> Texto do documento:
════

Entre as iniciativas da empresa que podem se sujeitar aos incisos do art. 17 do Código de Processo Civil (CPC) - litigância de má-fé -, a magistrada destacou, “prefacial de ausência dos pressupostos de constituição e desenvolvimento válido do processo, pela não submissão do feito à Comissão de Conciliação Prévia, absolutamente ciente da inexistência daquele órgão na localidade de Forquilhinha, no intuito único de protelar o feito (tanto que, no curso da presente demanda, não demonstrou autêntico intuito de conciliar)”.
A juíza também registrou a intenção de cerceamento da atuação do procurador do trabalho que assinou a petição inicial, pleiteando sua substituição e a intervenção do procurador-chefe.
Além disso, anotou a tentativa da ré de “intimidar os juízes que atuaram no feito, lançando ameaças veladas de fechamento da unidade de Forquilhinha em caso de procedência da demanda, bem assim de processos judiciais” contra as autoridades mencionadas, por supostos prejuízos causados, bem como “exceção de suspeição absolutamente intempestiva e infundada, com intuito único de causar embaraços ao andamento do feito e coagir as autoridades”.
A Juíza Zelaide salienta, por fim, que o advogado da empresa empregava reiteradamente “expressões irônicas, injuriosas e agressivas em relação aos demais litigantes, ao perito técnico designado nos autos e ao próprio Juízo”, referindo-se às trabalhadoras demitidas como “grupelho”.
Tal profissional ainda referiu que o perito teria frequentado “sessões de tanglomanglo” - alusão à feitiçaria - para justificar suas conclusões, de que o MPT estaria atuando de maneira “pérfida”, e que o juízo teria armado “circo de horrores para a empresa”. Por essas razões, a magistrada concluiu pela litigância de má-fé da empresa, determinando o pagamento de multa prevista no art. 18 do CPC.

════

> Perguntas:
a: No texto sobre litigância de má-fé, que palavra o advogado da empresa usava para se referir às trabalhadoras demitidas?
b: Copie do texto sobre litigância de má-fé o trecho que começa em "A Juíza Zelaide" e vai até "art. 18 do CPC.", incluindo essas palavras.
c: Escreva a continuação do texto sobre litigância de má-fé a partir da última frase dele.
As linhas não têm nenhum papel nesta atividade.

════

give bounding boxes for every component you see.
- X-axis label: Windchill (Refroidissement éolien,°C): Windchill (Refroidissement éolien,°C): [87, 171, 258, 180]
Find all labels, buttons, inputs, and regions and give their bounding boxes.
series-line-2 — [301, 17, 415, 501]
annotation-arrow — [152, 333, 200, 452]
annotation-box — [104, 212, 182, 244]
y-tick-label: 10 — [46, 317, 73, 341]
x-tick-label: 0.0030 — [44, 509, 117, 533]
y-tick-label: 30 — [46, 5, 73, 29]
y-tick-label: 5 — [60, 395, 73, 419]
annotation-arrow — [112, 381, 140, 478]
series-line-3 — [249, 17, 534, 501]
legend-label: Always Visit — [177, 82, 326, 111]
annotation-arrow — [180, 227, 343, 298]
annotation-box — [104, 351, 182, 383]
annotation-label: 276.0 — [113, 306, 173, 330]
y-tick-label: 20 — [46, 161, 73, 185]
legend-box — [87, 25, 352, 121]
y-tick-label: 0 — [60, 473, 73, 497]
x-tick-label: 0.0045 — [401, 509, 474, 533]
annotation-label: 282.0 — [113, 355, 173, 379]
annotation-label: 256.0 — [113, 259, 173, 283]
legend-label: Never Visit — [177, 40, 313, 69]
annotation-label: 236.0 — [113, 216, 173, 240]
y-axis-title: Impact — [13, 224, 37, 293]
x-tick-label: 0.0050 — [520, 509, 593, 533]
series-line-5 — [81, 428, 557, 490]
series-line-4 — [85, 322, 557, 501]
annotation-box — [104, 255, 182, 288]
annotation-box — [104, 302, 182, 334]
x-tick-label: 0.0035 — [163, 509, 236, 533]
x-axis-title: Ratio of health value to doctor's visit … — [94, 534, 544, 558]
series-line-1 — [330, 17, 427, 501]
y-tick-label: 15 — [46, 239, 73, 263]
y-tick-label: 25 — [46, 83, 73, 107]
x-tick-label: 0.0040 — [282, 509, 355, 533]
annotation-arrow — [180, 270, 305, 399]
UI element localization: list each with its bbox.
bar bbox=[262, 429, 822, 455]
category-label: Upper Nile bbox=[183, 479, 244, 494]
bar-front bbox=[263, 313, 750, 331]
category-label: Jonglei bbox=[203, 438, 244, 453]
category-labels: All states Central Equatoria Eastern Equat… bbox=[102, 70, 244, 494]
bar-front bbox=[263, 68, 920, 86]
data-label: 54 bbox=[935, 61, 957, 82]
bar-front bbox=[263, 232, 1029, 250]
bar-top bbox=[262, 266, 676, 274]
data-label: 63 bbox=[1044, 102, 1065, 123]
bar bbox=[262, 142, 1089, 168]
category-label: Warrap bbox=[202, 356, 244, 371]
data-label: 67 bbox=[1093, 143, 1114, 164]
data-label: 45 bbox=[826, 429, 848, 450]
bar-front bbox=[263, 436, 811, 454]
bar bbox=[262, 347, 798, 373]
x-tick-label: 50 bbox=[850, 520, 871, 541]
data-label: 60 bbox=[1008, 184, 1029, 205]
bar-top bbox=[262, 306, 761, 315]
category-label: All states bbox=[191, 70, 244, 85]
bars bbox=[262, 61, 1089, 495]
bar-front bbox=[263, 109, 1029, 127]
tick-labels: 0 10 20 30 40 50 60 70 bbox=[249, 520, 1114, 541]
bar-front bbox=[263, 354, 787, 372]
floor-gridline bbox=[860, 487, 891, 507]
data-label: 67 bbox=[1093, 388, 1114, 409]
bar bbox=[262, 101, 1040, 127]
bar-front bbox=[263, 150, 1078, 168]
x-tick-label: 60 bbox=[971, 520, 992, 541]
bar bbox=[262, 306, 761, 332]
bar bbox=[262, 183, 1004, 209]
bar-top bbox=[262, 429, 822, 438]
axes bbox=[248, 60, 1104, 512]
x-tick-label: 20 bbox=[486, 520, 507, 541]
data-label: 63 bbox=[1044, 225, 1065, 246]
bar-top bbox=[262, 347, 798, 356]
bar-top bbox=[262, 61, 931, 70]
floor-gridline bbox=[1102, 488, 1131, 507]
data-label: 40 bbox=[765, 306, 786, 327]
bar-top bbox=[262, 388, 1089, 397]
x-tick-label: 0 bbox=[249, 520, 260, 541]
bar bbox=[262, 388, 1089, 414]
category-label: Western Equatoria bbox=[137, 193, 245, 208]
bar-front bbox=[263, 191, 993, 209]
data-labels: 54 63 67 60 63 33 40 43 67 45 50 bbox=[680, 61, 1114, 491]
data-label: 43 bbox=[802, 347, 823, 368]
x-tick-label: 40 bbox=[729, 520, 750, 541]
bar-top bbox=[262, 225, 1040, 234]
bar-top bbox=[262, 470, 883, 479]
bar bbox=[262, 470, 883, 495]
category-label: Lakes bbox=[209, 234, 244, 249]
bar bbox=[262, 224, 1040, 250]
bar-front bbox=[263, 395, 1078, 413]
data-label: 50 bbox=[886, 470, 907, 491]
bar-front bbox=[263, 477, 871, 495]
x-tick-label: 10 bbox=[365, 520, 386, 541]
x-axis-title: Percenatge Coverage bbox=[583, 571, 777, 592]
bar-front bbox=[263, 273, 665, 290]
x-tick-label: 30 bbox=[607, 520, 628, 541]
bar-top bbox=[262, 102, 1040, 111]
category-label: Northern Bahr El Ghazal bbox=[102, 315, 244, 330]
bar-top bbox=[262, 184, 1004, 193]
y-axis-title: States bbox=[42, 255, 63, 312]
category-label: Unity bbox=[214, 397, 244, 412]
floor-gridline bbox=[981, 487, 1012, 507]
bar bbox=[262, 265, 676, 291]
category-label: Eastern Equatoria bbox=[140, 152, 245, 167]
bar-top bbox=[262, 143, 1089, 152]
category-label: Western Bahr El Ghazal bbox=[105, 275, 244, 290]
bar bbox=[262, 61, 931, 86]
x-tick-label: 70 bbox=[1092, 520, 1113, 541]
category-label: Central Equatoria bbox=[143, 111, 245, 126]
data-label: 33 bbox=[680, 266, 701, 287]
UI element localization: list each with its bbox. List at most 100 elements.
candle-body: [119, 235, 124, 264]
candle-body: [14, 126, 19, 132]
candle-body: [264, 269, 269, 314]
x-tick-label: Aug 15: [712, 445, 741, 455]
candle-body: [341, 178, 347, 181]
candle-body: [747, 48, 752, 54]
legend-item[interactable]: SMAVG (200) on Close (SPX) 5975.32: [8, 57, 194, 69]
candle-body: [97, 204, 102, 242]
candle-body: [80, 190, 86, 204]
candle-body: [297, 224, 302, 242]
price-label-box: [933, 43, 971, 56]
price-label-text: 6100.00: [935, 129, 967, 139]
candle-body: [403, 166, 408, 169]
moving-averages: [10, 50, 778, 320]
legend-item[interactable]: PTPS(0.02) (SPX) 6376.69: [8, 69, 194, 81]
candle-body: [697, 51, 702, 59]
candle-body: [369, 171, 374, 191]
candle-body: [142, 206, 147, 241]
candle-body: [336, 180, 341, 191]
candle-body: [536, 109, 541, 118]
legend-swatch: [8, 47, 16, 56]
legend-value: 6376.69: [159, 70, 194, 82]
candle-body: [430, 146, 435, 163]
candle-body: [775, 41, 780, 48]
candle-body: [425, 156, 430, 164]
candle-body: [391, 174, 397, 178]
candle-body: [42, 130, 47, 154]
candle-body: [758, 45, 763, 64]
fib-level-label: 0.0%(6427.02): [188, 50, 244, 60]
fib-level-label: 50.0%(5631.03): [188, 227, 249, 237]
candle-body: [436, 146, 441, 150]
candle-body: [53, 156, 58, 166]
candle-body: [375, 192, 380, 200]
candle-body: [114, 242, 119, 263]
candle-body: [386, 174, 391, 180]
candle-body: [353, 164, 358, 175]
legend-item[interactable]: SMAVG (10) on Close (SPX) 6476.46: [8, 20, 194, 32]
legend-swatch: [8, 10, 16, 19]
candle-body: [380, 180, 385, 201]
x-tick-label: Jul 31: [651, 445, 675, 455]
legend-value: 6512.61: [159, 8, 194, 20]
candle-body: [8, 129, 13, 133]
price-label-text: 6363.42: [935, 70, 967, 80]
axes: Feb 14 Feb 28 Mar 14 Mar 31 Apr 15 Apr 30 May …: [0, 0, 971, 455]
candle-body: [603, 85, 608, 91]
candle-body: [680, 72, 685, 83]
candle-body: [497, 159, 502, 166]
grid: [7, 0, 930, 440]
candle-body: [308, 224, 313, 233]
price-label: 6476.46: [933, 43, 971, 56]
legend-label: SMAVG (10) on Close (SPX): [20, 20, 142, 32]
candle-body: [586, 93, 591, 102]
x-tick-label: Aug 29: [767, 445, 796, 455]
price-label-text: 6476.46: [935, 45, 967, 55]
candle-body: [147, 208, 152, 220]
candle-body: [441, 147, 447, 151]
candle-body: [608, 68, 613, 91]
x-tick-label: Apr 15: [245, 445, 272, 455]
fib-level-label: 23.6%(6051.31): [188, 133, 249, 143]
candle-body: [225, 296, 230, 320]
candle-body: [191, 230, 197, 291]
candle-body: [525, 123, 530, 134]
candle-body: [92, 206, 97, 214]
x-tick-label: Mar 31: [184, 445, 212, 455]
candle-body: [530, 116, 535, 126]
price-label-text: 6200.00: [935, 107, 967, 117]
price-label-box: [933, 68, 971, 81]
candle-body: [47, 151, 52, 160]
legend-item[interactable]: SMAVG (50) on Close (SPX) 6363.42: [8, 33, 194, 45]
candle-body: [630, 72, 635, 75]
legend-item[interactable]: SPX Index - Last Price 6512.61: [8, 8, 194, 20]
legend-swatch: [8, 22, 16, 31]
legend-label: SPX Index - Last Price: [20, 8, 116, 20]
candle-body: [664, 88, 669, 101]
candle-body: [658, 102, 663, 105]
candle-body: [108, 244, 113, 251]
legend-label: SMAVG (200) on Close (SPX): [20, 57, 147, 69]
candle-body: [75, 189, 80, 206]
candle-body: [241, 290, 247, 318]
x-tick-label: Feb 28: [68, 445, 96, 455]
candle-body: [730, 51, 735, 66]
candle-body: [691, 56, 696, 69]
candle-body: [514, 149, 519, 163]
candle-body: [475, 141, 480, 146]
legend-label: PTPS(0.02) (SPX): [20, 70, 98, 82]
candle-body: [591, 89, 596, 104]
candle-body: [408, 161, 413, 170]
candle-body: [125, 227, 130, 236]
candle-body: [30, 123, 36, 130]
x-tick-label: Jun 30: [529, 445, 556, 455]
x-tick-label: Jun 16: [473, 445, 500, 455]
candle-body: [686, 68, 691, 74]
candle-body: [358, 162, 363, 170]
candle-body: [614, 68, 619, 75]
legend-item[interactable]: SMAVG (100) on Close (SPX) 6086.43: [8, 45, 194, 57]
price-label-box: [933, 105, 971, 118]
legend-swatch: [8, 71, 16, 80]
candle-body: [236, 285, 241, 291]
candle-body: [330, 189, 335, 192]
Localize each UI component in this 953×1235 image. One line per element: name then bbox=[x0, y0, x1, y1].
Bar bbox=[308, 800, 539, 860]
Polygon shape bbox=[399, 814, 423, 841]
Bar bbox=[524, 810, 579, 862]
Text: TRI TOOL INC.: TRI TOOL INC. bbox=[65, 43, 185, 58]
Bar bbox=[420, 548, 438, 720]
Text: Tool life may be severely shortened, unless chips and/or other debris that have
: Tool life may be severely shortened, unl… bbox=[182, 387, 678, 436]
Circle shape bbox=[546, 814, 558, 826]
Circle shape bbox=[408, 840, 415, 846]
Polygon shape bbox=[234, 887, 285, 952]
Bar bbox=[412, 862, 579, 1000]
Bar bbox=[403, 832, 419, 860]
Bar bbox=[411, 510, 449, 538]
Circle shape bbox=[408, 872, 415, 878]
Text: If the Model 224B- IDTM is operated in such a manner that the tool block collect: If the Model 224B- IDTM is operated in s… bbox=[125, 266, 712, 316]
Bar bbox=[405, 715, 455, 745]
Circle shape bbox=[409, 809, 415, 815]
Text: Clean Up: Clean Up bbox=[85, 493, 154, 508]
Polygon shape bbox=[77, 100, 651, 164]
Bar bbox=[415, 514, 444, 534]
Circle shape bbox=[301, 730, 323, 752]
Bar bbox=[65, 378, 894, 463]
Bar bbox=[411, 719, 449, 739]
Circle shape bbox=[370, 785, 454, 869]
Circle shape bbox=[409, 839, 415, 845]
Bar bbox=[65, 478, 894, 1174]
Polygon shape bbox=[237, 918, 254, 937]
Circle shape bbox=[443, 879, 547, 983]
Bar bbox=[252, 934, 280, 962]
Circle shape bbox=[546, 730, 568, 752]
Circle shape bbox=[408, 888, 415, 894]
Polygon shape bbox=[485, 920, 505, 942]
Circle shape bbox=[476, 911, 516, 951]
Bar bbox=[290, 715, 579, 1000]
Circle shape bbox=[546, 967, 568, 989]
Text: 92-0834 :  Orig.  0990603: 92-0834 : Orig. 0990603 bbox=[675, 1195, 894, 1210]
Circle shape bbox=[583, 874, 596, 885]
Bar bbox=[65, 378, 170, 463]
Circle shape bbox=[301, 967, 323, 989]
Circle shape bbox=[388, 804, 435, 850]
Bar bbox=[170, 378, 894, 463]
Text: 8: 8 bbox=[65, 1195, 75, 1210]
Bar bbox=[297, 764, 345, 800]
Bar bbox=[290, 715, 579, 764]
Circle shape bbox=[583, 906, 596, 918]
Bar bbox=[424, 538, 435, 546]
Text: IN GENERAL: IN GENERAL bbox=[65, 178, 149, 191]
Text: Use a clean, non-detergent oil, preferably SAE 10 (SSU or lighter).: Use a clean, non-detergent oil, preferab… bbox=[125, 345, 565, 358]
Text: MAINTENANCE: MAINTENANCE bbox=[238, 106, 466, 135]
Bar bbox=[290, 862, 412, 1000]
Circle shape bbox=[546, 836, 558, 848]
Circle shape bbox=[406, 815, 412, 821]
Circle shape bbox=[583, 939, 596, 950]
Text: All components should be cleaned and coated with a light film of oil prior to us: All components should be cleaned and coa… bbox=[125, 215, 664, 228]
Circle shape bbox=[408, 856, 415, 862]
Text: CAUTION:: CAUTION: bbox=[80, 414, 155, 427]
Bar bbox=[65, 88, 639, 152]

════

> Respostas do exercício:
a: “Grupelho”.

b:
A Juíza Zelaide salienta, por fim, que o advogado da empresa empregava reiteradamente “expressões irônicas, injuriosas e agressivas em relação aos demais litigantes, ao perito técnico designado nos autos e ao próprio Juízo”, referindo-se às trabalhadoras demitidas como “grupelho”.
Tal profissional ainda referiu que o perito teria frequentado “sessões de tanglomanglo” - alusão à feitiçaria - para justificar suas conclusões, de que o MPT estaria atuando de maneira “pérfida”, e que o juízo teria armado “circo de horrores para a empresa”. Por essas razões, a magistrada concluiu pela litigância de má-fé da empresa, determinando o pagamento de multa prevista no art. 18 do CPC.

c:
A julgadora vislumbrou nas condutas da ré, além dos prejuízos ao trabalhador individual, reflexos nocivos à coletividade. Para ela, a conduta de precarização do trabalho atinge a sociedade local e o sistema previdenciário do país, acionado por trabalhadores incapacitados para o trabalho. E conclui: “Entendo, assim, que as reiteradas práticas da demandada de desrespeito à normas legais e constitucionais relacionadas ao Direito do Trabalho devem ser desestimuladas, bem assim reparado o dano social causado, na forma dos artigos 186, 187 e 927 do Código Civil, mediante o arbitramento de indenização que contemple não apenas a gravidade da conduta da demandada e os efeitos maléficos decorrentes, mas também o poderio econômico da empresa”.
A empresa foi condenada, dentre outras medidas, a conceder pausas de 20 minutos para cada 1 hora e 40 minutos trabalhados, sempre que a temperatura medida no local de trabalho for inferior a 10ºC, bem como a instalar instrumentos de controle da temperatura eficazes e garantir o acesso do MPT e do sindicato profissional para verificação a qualquer tempo.
Também determinou a suspensão de horas extras na linha de produção, a garantia aos empregados de ida ao banheiro sempre que precisarem, bem como a aceitação de atestados médicos de profissionais não ligados à empresa, acatando o tratamento e o período de afastamento prescritos, sem qualquer limitação. A ré ainda fica obrigada a diagnosticar antecipadamente as doenças relacionadas à atividade, afastando imediatamente o empregado e fazendo a Comunicação de Acidente de Trabalho (CAT).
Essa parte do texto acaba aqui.